## Begin

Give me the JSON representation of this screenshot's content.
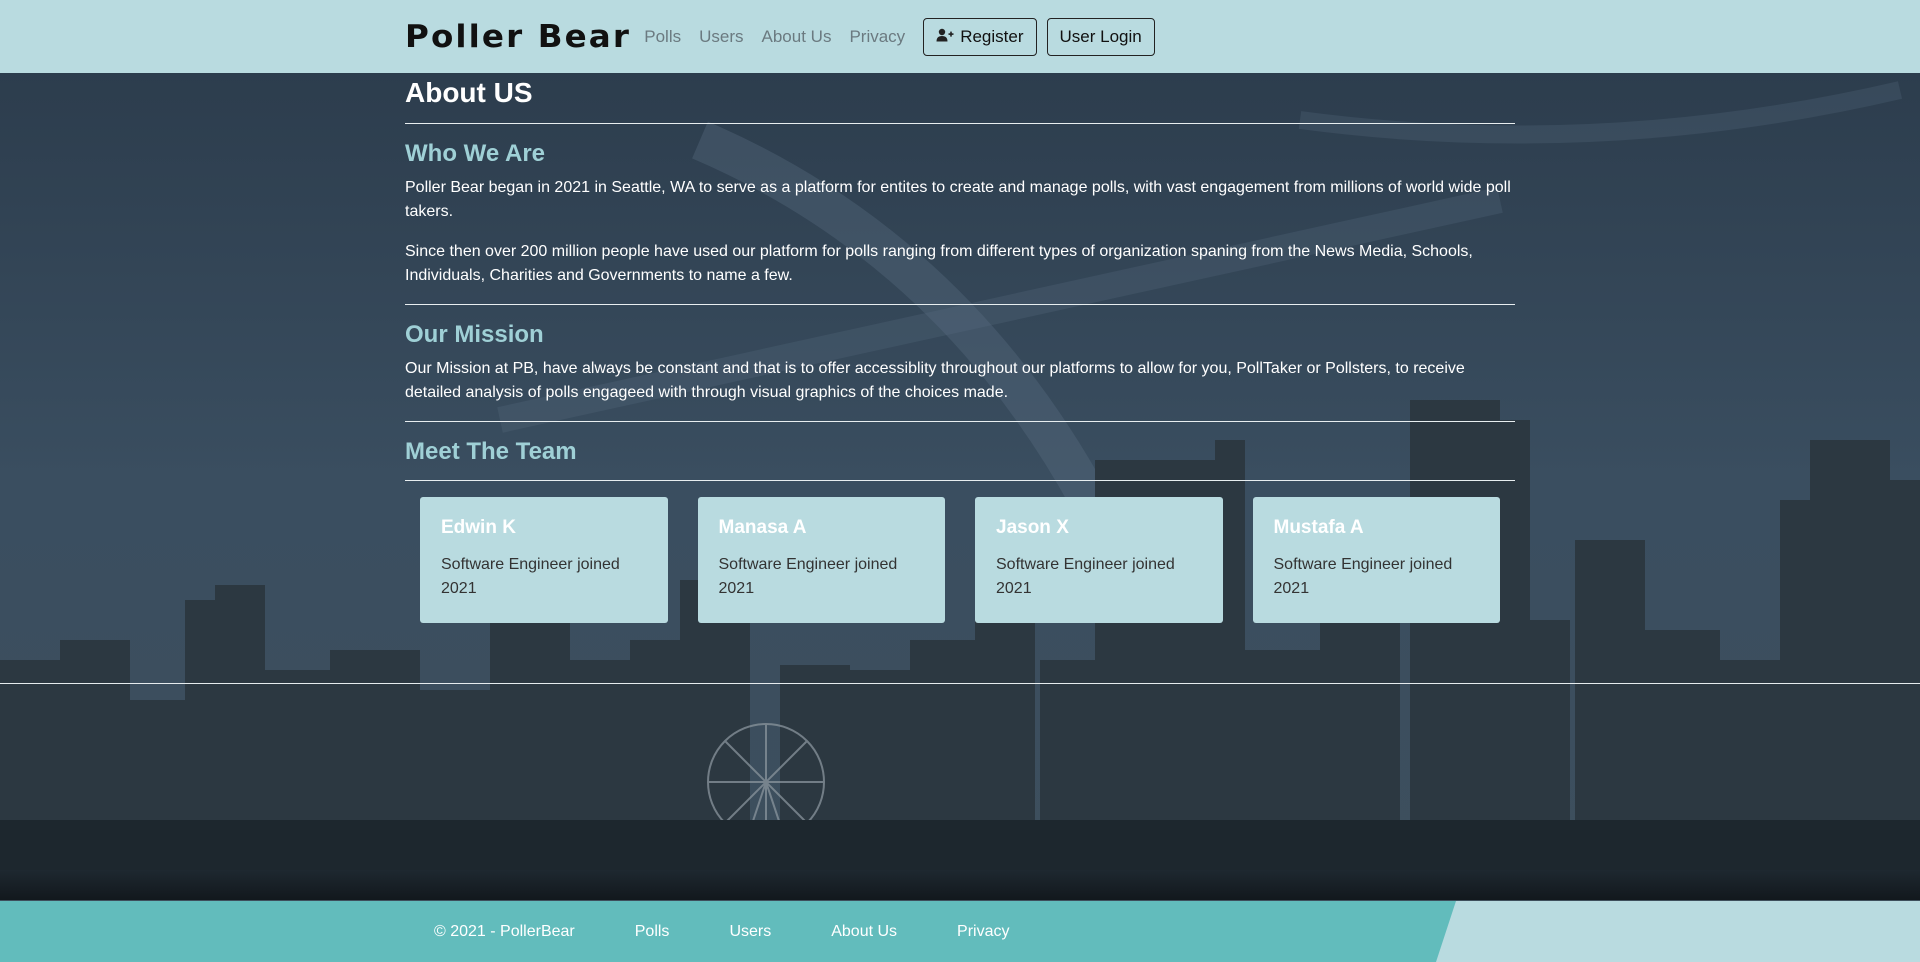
{
  "nav": {
    "brand": "Poller Bear",
    "links": [
      "Polls",
      "Users",
      "About Us",
      "Privacy"
    ],
    "register_label": "Register",
    "register_icon": "user-plus-icon",
    "login_label": "User Login"
  },
  "page": {
    "title": "About US"
  },
  "sections": {
    "who": {
      "title": "Who We Are",
      "p1": "Poller Bear began in 2021 in Seattle, WA to serve as a platform for entites to create and manage polls, with vast engagement from millions of world wide poll takers.",
      "p2": "Since then over 200 million people have used our platform for polls ranging from different types of organization spaning from the News Media, Schools, Individuals, Charities and Governments to name a few."
    },
    "mission": {
      "title": "Our Mission",
      "p1": "Our Mission at PB, have always be constant and that is to offer accessiblity throughout our platforms to allow for you, PollTaker or Pollsters, to receive detailed analysis of polls engageed with through visual graphics of the choices made."
    },
    "team": {
      "title": "Meet The Team",
      "members": [
        {
          "name": "Edwin K",
          "role": "Software Engineer joined 2021"
        },
        {
          "name": "Manasa A",
          "role": "Software Engineer joined 2021"
        },
        {
          "name": "Jason X",
          "role": "Software Engineer joined 2021"
        },
        {
          "name": "Mustafa A",
          "role": "Software Engineer joined 2021"
        }
      ]
    }
  },
  "footer": {
    "copyright": "© 2021 - PollerBear",
    "links": [
      "Polls",
      "Users",
      "About Us",
      "Privacy"
    ]
  },
  "colors": {
    "navbar": "#b9dbe0",
    "accent_heading": "#9fd0d6",
    "footer_dark": "#62bcbc",
    "footer_light": "#b9dbe0"
  }
}
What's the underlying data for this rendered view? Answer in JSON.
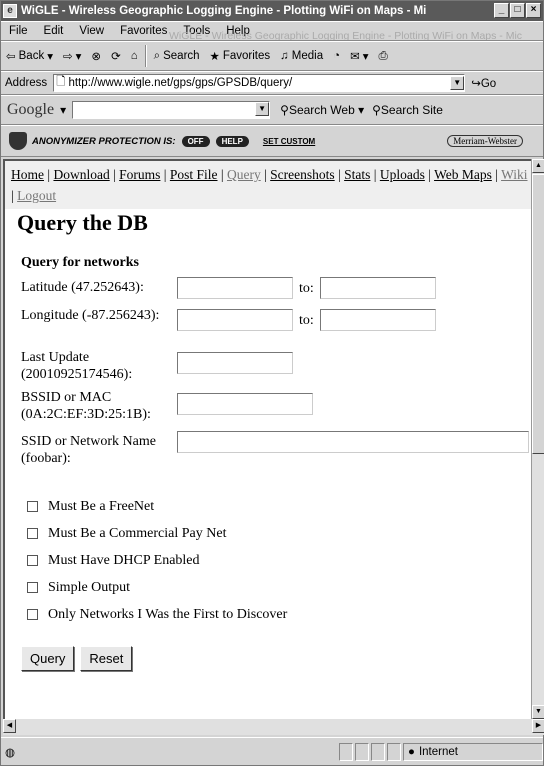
{
  "window": {
    "title": "WiGLE - Wireless Geographic Logging Engine - Plotting WiFi on Maps - Mi"
  },
  "menu": {
    "items": [
      "File",
      "Edit",
      "View",
      "Favorites",
      "Tools",
      "Help"
    ],
    "ghost": "WiGLE - Wireless Geographic Logging Engine - Plotting WiFi on Maps - Mic"
  },
  "toolbar": {
    "back": "Back",
    "search": "Search",
    "favorites": "Favorites",
    "media": "Media"
  },
  "address": {
    "label": "Address",
    "url": "http://www.wigle.net/gps/gps/GPSDB/query/",
    "go": "Go"
  },
  "google": {
    "logo": "Google",
    "search_web": "Search Web",
    "search_site": "Search Site"
  },
  "anonymizer": {
    "text": "ANONYMIZER PROTECTION IS:",
    "off": "OFF",
    "help": "HELP",
    "custom": "SET CUSTOM",
    "mw": "Merriam-Webster"
  },
  "nav": {
    "links": [
      "Home",
      "Download",
      "Forums",
      "Post File",
      "Query",
      "Screenshots",
      "Stats",
      "Uploads",
      "Web Maps",
      "Wiki",
      "Logout"
    ]
  },
  "page": {
    "title": "Query the DB",
    "subtitle": "Query for networks"
  },
  "form": {
    "lat_label": "Latitude (47.252643):",
    "lon_label": "Longitude (-87.256243):",
    "to": "to:",
    "update_label": "Last Update (20010925174546):",
    "bssid_label": "BSSID or MAC (0A:2C:EF:3D:25:1B):",
    "ssid_label": "SSID or Network Name (foobar):",
    "checks": [
      "Must Be a FreeNet",
      "Must Be a Commercial Pay Net",
      "Must Have DHCP Enabled",
      "Simple Output",
      "Only Networks I Was the First to Discover"
    ],
    "query_btn": "Query",
    "reset_btn": "Reset"
  },
  "status": {
    "zone": "Internet"
  }
}
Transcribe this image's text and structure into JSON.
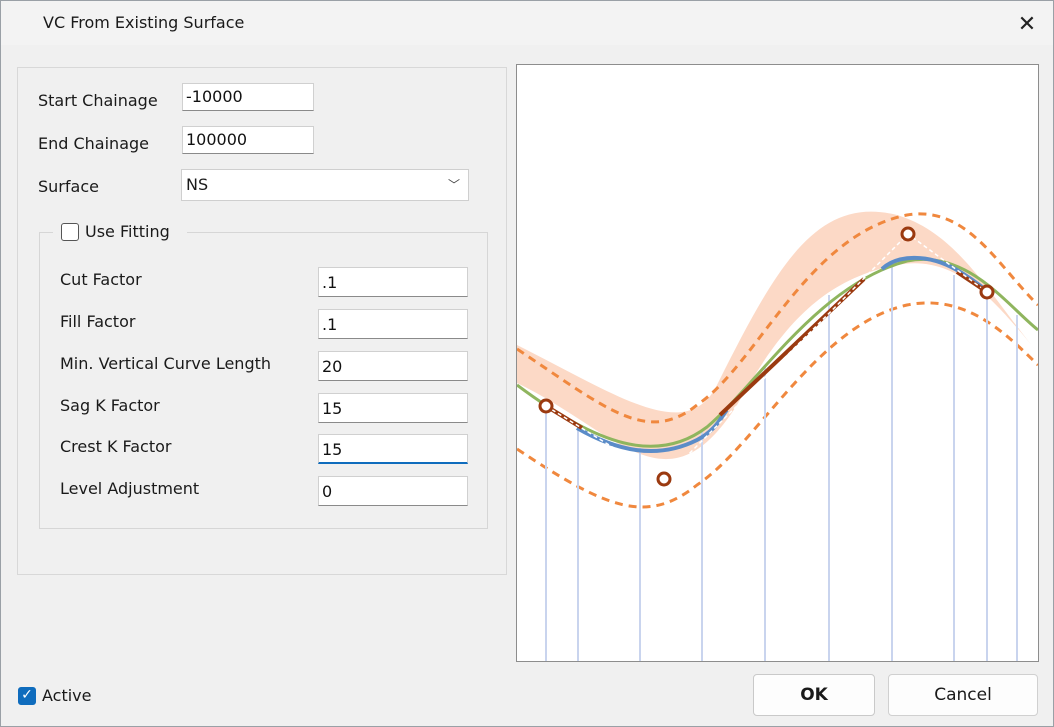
{
  "window": {
    "title": "VC From Existing Surface",
    "close_glyph": "✕"
  },
  "form": {
    "start_chainage": {
      "label": "Start Chainage",
      "value": "-10000"
    },
    "end_chainage": {
      "label": "End Chainage",
      "value": "100000"
    },
    "surface": {
      "label": "Surface",
      "value": "NS",
      "arrow": "﹀"
    }
  },
  "fitting": {
    "label": "Use Fitting",
    "checked": false,
    "cut_factor": {
      "label": "Cut Factor",
      "value": ".1"
    },
    "fill_factor": {
      "label": "Fill Factor",
      "value": ".1"
    },
    "min_vc_length": {
      "label": "Min. Vertical Curve Length",
      "value": "20"
    },
    "sag_k": {
      "label": "Sag K Factor",
      "value": "15"
    },
    "crest_k": {
      "label": "Crest K Factor",
      "value": "15"
    },
    "level_adjustment": {
      "label": "Level Adjustment",
      "value": "0"
    }
  },
  "preview": {
    "colors": {
      "band_fill": "#fcd9c6",
      "band_edge": "#f0883e",
      "surface": "#8fb55e",
      "vertical_curve": "#5b8cc8",
      "tangent": "#9b3a10",
      "control_point": "#9b3a10",
      "grid": "#c9d4ee"
    },
    "icon": "vertical-curve-preview-icon"
  },
  "footer": {
    "active_label": "Active",
    "active_checked": true,
    "ok_label": "OK",
    "cancel_label": "Cancel"
  }
}
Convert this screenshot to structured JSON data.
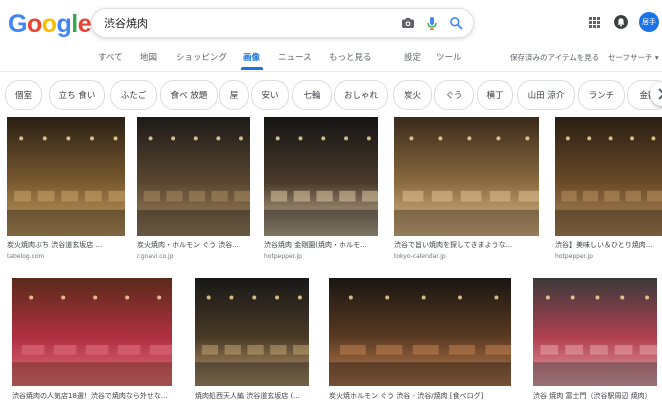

## End

What you return should match the records above word for word, minus the pictures.

Give me the JSON representation of this screenshot's content.
{
  "nav": {
    "brand": "Poller Bear",
    "links": [
      "Polls",
      "Users",
      "About Us",
      "Privacy"
    ],
    "register_label": "Register",
    "register_icon": "user-plus-icon",
    "login_label": "User Login"
  },
  "page": {
    "title": "About US"
  },
  "sections": {
    "who": {
      "title": "Who We Are",
      "p1": "Poller Bear began in 2021 in Seattle, WA to serve as a platform for entites to create and manage polls, with vast engagement from millions of world wide poll takers.",
      "p2": "Since then over 200 million people have used our platform for polls ranging from different types of organization spaning from the News Media, Schools, Individuals, Charities and Governments to name a few."
    },
    "mission": {
      "title": "Our Mission",
      "p1": "Our Mission at PB, have always be constant and that is to offer accessiblity throughout our platforms to allow for you, PollTaker or Pollsters, to receive detailed analysis of polls engageed with through visual graphics of the choices made."
    },
    "team": {
      "title": "Meet The Team",
      "members": [
        {
          "name": "Edwin K",
          "role": "Software Engineer joined 2021"
        },
        {
          "name": "Manasa A",
          "role": "Software Engineer joined 2021"
        },
        {
          "name": "Jason X",
          "role": "Software Engineer joined 2021"
        },
        {
          "name": "Mustafa A",
          "role": "Software Engineer joined 2021"
        }
      ]
    }
  },
  "footer": {
    "copyright": "© 2021 - PollerBear",
    "links": [
      "Polls",
      "Users",
      "About Us",
      "Privacy"
    ]
  },
  "colors": {
    "navbar": "#b9dbe0",
    "accent_heading": "#9fd0d6",
    "footer_dark": "#62bcbc",
    "footer_light": "#b9dbe0"
  }
}
What's the underlying data for this rendered view? Answer in JSON.
{
  "window": {
    "title": "WiGLE - Wireless Geographic Logging Engine - Plotting WiFi on Maps - Mi"
  },
  "menu": {
    "items": [
      "File",
      "Edit",
      "View",
      "Favorites",
      "Tools",
      "Help"
    ],
    "ghost": "WiGLE - Wireless Geographic Logging Engine - Plotting WiFi on Maps - Mic"
  },
  "toolbar": {
    "back": "Back",
    "search": "Search",
    "favorites": "Favorites",
    "media": "Media"
  },
  "address": {
    "label": "Address",
    "url": "http://www.wigle.net/gps/gps/GPSDB/query/",
    "go": "Go"
  },
  "google": {
    "logo": "Google",
    "search_web": "Search Web",
    "search_site": "Search Site"
  },
  "anonymizer": {
    "text": "ANONYMIZER PROTECTION IS:",
    "off": "OFF",
    "help": "HELP",
    "custom": "SET CUSTOM",
    "mw": "Merriam-Webster"
  },
  "nav": {
    "links": [
      "Home",
      "Download",
      "Forums",
      "Post File",
      "Query",
      "Screenshots",
      "Stats",
      "Uploads",
      "Web Maps",
      "Wiki",
      "Logout"
    ]
  },
  "page": {
    "title": "Query the DB",
    "subtitle": "Query for networks"
  },
  "form": {
    "lat_label": "Latitude (47.252643):",
    "lon_label": "Longitude (-87.256243):",
    "to": "to:",
    "update_label": "Last Update (20010925174546):",
    "bssid_label": "BSSID or MAC (0A:2C:EF:3D:25:1B):",
    "ssid_label": "SSID or Network Name (foobar):",
    "checks": [
      "Must Be a FreeNet",
      "Must Be a Commercial Pay Net",
      "Must Have DHCP Enabled",
      "Simple Output",
      "Only Networks I Was the First to Discover"
    ],
    "query_btn": "Query",
    "reset_btn": "Reset"
  },
  "status": {
    "zone": "Internet"
  }
}
Transcribe this image's text and structure into JSON.
{
  "window": {
    "title": "VC From Existing Surface",
    "close_glyph": "✕"
  },
  "form": {
    "start_chainage": {
      "label": "Start Chainage",
      "value": "-10000"
    },
    "end_chainage": {
      "label": "End Chainage",
      "value": "100000"
    },
    "surface": {
      "label": "Surface",
      "value": "NS",
      "arrow": "﹀"
    }
  },
  "fitting": {
    "label": "Use Fitting",
    "checked": false,
    "cut_factor": {
      "label": "Cut Factor",
      "value": ".1"
    },
    "fill_factor": {
      "label": "Fill Factor",
      "value": ".1"
    },
    "min_vc_length": {
      "label": "Min. Vertical Curve Length",
      "value": "20"
    },
    "sag_k": {
      "label": "Sag K Factor",
      "value": "15"
    },
    "crest_k": {
      "label": "Crest K Factor",
      "value": "15"
    },
    "level_adjustment": {
      "label": "Level Adjustment",
      "value": "0"
    }
  },
  "preview": {
    "colors": {
      "band_fill": "#fcd9c6",
      "band_edge": "#f0883e",
      "surface": "#8fb55e",
      "vertical_curve": "#5b8cc8",
      "tangent": "#9b3a10",
      "control_point": "#9b3a10",
      "grid": "#c9d4ee"
    },
    "icon": "vertical-curve-preview-icon"
  },
  "footer": {
    "active_label": "Active",
    "active_checked": true,
    "ok_label": "OK",
    "cancel_label": "Cancel"
  }
}
Convert this screenshot to structured JSON data.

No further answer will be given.